=== Input records ===

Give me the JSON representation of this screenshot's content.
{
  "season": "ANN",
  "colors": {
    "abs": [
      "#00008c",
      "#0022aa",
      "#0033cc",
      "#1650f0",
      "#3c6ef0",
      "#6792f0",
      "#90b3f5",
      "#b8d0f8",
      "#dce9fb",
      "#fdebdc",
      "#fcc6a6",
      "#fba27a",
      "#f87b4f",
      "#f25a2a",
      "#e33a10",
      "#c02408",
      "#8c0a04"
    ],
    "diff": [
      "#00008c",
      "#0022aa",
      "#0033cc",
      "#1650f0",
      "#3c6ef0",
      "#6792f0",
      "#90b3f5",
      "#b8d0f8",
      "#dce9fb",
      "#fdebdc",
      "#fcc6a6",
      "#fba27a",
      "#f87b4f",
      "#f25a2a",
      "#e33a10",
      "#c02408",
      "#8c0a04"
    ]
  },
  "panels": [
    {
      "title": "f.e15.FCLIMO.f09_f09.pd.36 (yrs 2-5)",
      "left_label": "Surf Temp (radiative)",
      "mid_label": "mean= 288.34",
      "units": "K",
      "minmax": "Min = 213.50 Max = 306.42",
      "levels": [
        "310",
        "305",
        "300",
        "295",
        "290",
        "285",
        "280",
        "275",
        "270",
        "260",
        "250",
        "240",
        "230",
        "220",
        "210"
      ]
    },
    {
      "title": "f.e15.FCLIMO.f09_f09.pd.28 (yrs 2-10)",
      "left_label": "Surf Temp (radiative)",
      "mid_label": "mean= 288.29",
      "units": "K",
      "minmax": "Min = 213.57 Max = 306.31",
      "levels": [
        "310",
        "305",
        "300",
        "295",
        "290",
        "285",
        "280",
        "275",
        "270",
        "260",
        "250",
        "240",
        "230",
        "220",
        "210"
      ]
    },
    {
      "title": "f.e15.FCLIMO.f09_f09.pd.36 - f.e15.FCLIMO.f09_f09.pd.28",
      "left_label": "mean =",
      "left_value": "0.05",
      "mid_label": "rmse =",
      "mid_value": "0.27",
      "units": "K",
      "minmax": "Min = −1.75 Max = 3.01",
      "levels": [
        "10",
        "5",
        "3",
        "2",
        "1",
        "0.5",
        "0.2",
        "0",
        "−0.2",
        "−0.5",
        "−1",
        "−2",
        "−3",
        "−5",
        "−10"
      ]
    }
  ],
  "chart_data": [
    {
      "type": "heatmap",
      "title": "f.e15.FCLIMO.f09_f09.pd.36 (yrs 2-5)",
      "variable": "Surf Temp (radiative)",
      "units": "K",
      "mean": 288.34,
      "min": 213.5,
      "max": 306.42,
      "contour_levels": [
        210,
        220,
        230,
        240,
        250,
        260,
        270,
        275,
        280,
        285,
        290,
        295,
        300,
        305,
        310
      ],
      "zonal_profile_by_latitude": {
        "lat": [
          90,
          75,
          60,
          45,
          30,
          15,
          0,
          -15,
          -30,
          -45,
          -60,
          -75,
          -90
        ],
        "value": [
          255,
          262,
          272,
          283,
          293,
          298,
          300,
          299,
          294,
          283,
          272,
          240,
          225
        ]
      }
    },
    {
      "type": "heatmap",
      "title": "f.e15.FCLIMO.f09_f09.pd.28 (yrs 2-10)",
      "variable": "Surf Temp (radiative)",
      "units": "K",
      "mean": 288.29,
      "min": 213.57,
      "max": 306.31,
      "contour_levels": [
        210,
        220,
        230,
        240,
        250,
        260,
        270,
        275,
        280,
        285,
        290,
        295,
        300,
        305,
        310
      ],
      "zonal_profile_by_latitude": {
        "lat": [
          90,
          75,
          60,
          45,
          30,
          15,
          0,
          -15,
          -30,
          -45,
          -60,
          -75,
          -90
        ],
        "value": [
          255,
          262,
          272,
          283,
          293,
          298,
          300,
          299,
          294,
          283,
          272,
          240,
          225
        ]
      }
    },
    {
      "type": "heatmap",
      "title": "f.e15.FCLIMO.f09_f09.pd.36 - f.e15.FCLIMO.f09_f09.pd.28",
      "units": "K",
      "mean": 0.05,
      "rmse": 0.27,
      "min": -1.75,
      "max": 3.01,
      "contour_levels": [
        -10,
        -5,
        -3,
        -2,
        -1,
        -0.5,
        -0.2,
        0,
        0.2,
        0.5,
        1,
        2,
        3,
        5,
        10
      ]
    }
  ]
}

===

Repeat every record, keeping each word and mark exactly as it is.

Task solution:
Give me the JSON representation of this screenshot's content.
{
  "season": "ANN",
  "colors": {
    "abs": [
      "#00008c",
      "#0022aa",
      "#0033cc",
      "#1650f0",
      "#3c6ef0",
      "#6792f0",
      "#90b3f5",
      "#b8d0f8",
      "#dce9fb",
      "#fdebdc",
      "#fcc6a6",
      "#fba27a",
      "#f87b4f",
      "#f25a2a",
      "#e33a10",
      "#c02408",
      "#8c0a04"
    ],
    "diff": [
      "#00008c",
      "#0022aa",
      "#0033cc",
      "#1650f0",
      "#3c6ef0",
      "#6792f0",
      "#90b3f5",
      "#b8d0f8",
      "#dce9fb",
      "#fdebdc",
      "#fcc6a6",
      "#fba27a",
      "#f87b4f",
      "#f25a2a",
      "#e33a10",
      "#c02408",
      "#8c0a04"
    ]
  },
  "panels": [
    {
      "title": "f.e15.FCLIMO.f09_f09.pd.36 (yrs 2-5)",
      "left_label": "Surf Temp (radiative)",
      "mid_label": "mean= 288.34",
      "units": "K",
      "minmax": "Min = 213.50 Max = 306.42",
      "levels": [
        "310",
        "305",
        "300",
        "295",
        "290",
        "285",
        "280",
        "275",
        "270",
        "260",
        "250",
        "240",
        "230",
        "220",
        "210"
      ]
    },
    {
      "title": "f.e15.FCLIMO.f09_f09.pd.28 (yrs 2-10)",
      "left_label": "Surf Temp (radiative)",
      "mid_label": "mean= 288.29",
      "units": "K",
      "minmax": "Min = 213.57 Max = 306.31",
      "levels": [
        "310",
        "305",
        "300",
        "295",
        "290",
        "285",
        "280",
        "275",
        "270",
        "260",
        "250",
        "240",
        "230",
        "220",
        "210"
      ]
    },
    {
      "title": "f.e15.FCLIMO.f09_f09.pd.36 - f.e15.FCLIMO.f09_f09.pd.28",
      "left_label": "mean =",
      "left_value": "0.05",
      "mid_label": "rmse =",
      "mid_value": "0.27",
      "units": "K",
      "minmax": "Min = −1.75 Max = 3.01",
      "levels": [
        "10",
        "5",
        "3",
        "2",
        "1",
        "0.5",
        "0.2",
        "0",
        "−0.2",
        "−0.5",
        "−1",
        "−2",
        "−3",
        "−5",
        "−10"
      ]
    }
  ],
  "chart_data": [
    {
      "type": "heatmap",
      "title": "f.e15.FCLIMO.f09_f09.pd.36 (yrs 2-5)",
      "variable": "Surf Temp (radiative)",
      "units": "K",
      "mean": 288.34,
      "min": 213.5,
      "max": 306.42,
      "contour_levels": [
        210,
        220,
        230,
        240,
        250,
        260,
        270,
        275,
        280,
        285,
        290,
        295,
        300,
        305,
        310
      ],
      "zonal_profile_by_latitude": {
        "lat": [
          90,
          75,
          60,
          45,
          30,
          15,
          0,
          -15,
          -30,
          -45,
          -60,
          -75,
          -90
        ],
        "value": [
          255,
          262,
          272,
          283,
          293,
          298,
          300,
          299,
          294,
          283,
          272,
          240,
          225
        ]
      }
    },
    {
      "type": "heatmap",
      "title": "f.e15.FCLIMO.f09_f09.pd.28 (yrs 2-10)",
      "variable": "Surf Temp (radiative)",
      "units": "K",
      "mean": 288.29,
      "min": 213.57,
      "max": 306.31,
      "contour_levels": [
        210,
        220,
        230,
        240,
        250,
        260,
        270,
        275,
        280,
        285,
        290,
        295,
        300,
        305,
        310
      ],
      "zonal_profile_by_latitude": {
        "lat": [
          90,
          75,
          60,
          45,
          30,
          15,
          0,
          -15,
          -30,
          -45,
          -60,
          -75,
          -90
        ],
        "value": [
          255,
          262,
          272,
          283,
          293,
          298,
          300,
          299,
          294,
          283,
          272,
          240,
          225
        ]
      }
    },
    {
      "type": "heatmap",
      "title": "f.e15.FCLIMO.f09_f09.pd.36 - f.e15.FCLIMO.f09_f09.pd.28",
      "units": "K",
      "mean": 0.05,
      "rmse": 0.27,
      "min": -1.75,
      "max": 3.01,
      "contour_levels": [
        -10,
        -5,
        -3,
        -2,
        -1,
        -0.5,
        -0.2,
        0,
        0.2,
        0.5,
        1,
        2,
        3,
        5,
        10
      ]
    }
  ]
}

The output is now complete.